= Task description =
Send each entry back exactly as given, pictures excluded.

Excerpt from a dataset

• • • •

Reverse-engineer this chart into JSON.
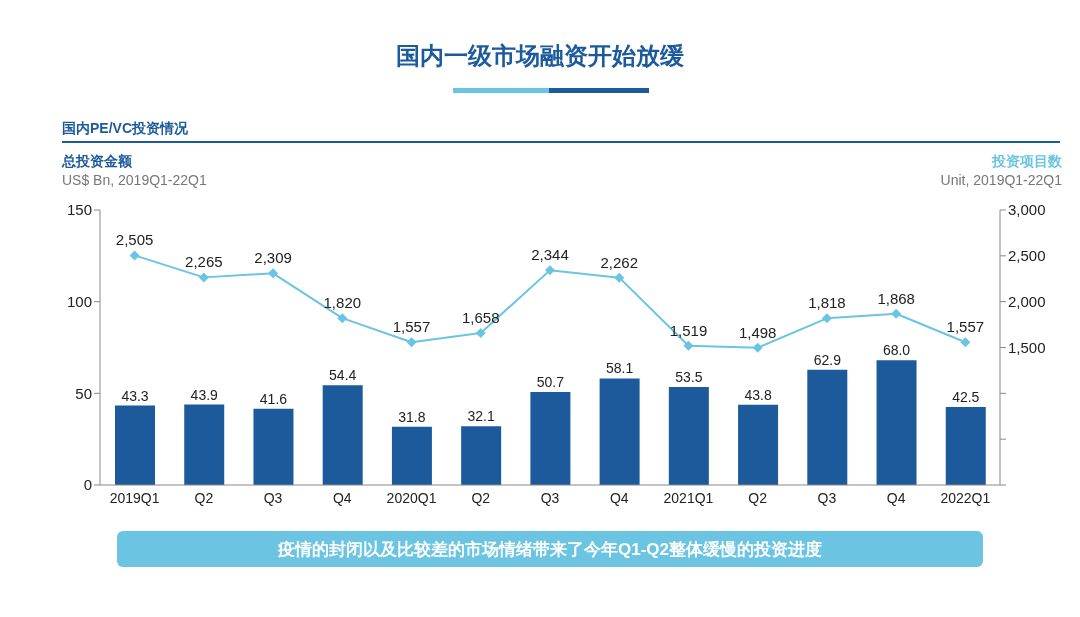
{
  "chart_data": {
    "type": "bar",
    "title": "国内一级市场融资开始放缓",
    "subtitle": "国内PE/VC投资情况",
    "ylabel": "总投资金额",
    "y2label": "投资项目数",
    "annotations": [
      "US$ Bn, 2019Q1-22Q1",
      "Unit, 2019Q1-22Q1",
      "疫情的封闭以及比较差的市场情绪带来了今年Q1-Q2整体缓慢的投资进度"
    ],
    "categories": [
      "2019Q1",
      "Q2",
      "Q3",
      "Q4",
      "2020Q1",
      "Q2",
      "Q3",
      "Q4",
      "2021Q1",
      "Q2",
      "Q3",
      "Q4",
      "2022Q1"
    ],
    "series": [
      {
        "color": "#1c5a9c",
        "values": [
          43.3,
          43.9,
          41.6,
          54.4,
          31.8,
          32.1,
          50.7,
          58.1,
          53.5,
          43.8,
          62.9,
          68.0,
          42.5
        ],
        "value_labels": [
          "43.3",
          "43.9",
          "41.6",
          "54.4",
          "31.8",
          "32.1",
          "50.7",
          "58.1",
          "53.5",
          "43.8",
          "62.9",
          "68.0",
          "42.5"
        ]
      },
      {
        "type": "line",
        "axis": "y2",
        "color": "#6ac4e2",
        "marker": "diamond",
        "line_style": "solid",
        "values": [
          2505,
          2265,
          2309,
          1820,
          1557,
          1658,
          2344,
          2262,
          1519,
          1498,
          1818,
          1868,
          1557
        ],
        "value_labels": [
          "2,505",
          "2,265",
          "2,309",
          "1,820",
          "1,557",
          "1,658",
          "2,344",
          "2,262",
          "1,519",
          "1,498",
          "1,818",
          "1,868",
          "1,557"
        ]
      }
    ],
    "ylim": [
      0,
      150
    ],
    "yticks": [
      0,
      50,
      100,
      150
    ],
    "y2lim": [
      0,
      3000
    ],
    "y2ticks": [
      {
        "value": 0,
        "label": null
      },
      {
        "value": 500,
        "label": null
      },
      {
        "value": 1000,
        "label": null
      },
      {
        "value": 1500,
        "label": "1,500"
      },
      {
        "value": 2000,
        "label": "2,000"
      },
      {
        "value": 2500,
        "label": "2,500"
      },
      {
        "value": 3000,
        "label": "3,000"
      }
    ]
  }
}
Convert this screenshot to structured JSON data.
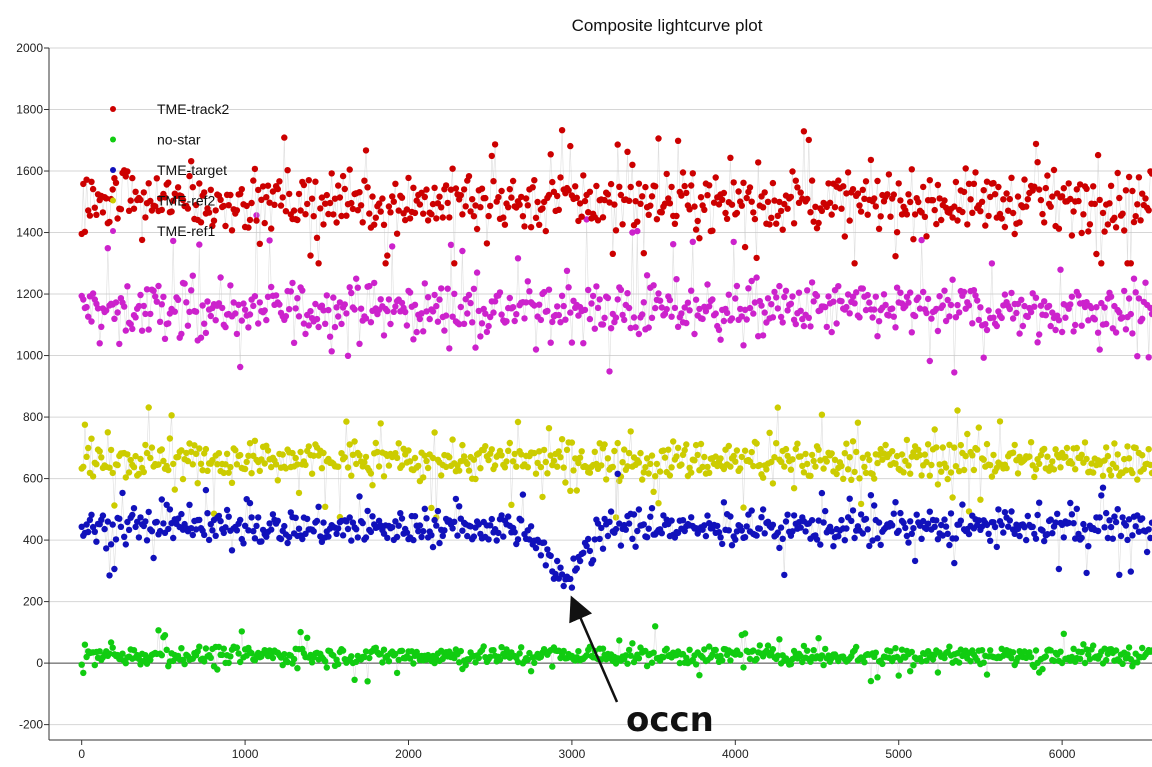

• • • •

= Exercise result =
Reverse-engineer this chart into JSON.
{
  "chart_data": {
    "type": "bar",
    "title": "国内一级市场融资开始放缓",
    "subtitle": "国内PE/VC投资情况",
    "ylabel": "总投资金额",
    "y2label": "投资项目数",
    "annotations": [
      "US$ Bn, 2019Q1-22Q1",
      "Unit, 2019Q1-22Q1",
      "疫情的封闭以及比较差的市场情绪带来了今年Q1-Q2整体缓慢的投资进度"
    ],
    "categories": [
      "2019Q1",
      "Q2",
      "Q3",
      "Q4",
      "2020Q1",
      "Q2",
      "Q3",
      "Q4",
      "2021Q1",
      "Q2",
      "Q3",
      "Q4",
      "2022Q1"
    ],
    "series": [
      {
        "color": "#1c5a9c",
        "values": [
          43.3,
          43.9,
          41.6,
          54.4,
          31.8,
          32.1,
          50.7,
          58.1,
          53.5,
          43.8,
          62.9,
          68.0,
          42.5
        ],
        "value_labels": [
          "43.3",
          "43.9",
          "41.6",
          "54.4",
          "31.8",
          "32.1",
          "50.7",
          "58.1",
          "53.5",
          "43.8",
          "62.9",
          "68.0",
          "42.5"
        ]
      },
      {
        "type": "line",
        "axis": "y2",
        "color": "#6ac4e2",
        "marker": "diamond",
        "line_style": "solid",
        "values": [
          2505,
          2265,
          2309,
          1820,
          1557,
          1658,
          2344,
          2262,
          1519,
          1498,
          1818,
          1868,
          1557
        ],
        "value_labels": [
          "2,505",
          "2,265",
          "2,309",
          "1,820",
          "1,557",
          "1,658",
          "2,344",
          "2,262",
          "1,519",
          "1,498",
          "1,818",
          "1,868",
          "1,557"
        ]
      }
    ],
    "ylim": [
      0,
      150
    ],
    "yticks": [
      0,
      50,
      100,
      150
    ],
    "y2lim": [
      0,
      3000
    ],
    "y2ticks": [
      {
        "value": 0,
        "label": null
      },
      {
        "value": 500,
        "label": null
      },
      {
        "value": 1000,
        "label": null
      },
      {
        "value": 1500,
        "label": "1,500"
      },
      {
        "value": 2000,
        "label": "2,000"
      },
      {
        "value": 2500,
        "label": "2,500"
      },
      {
        "value": 3000,
        "label": "3,000"
      }
    ]
  }
}
Convert this screenshot to structured JSON data.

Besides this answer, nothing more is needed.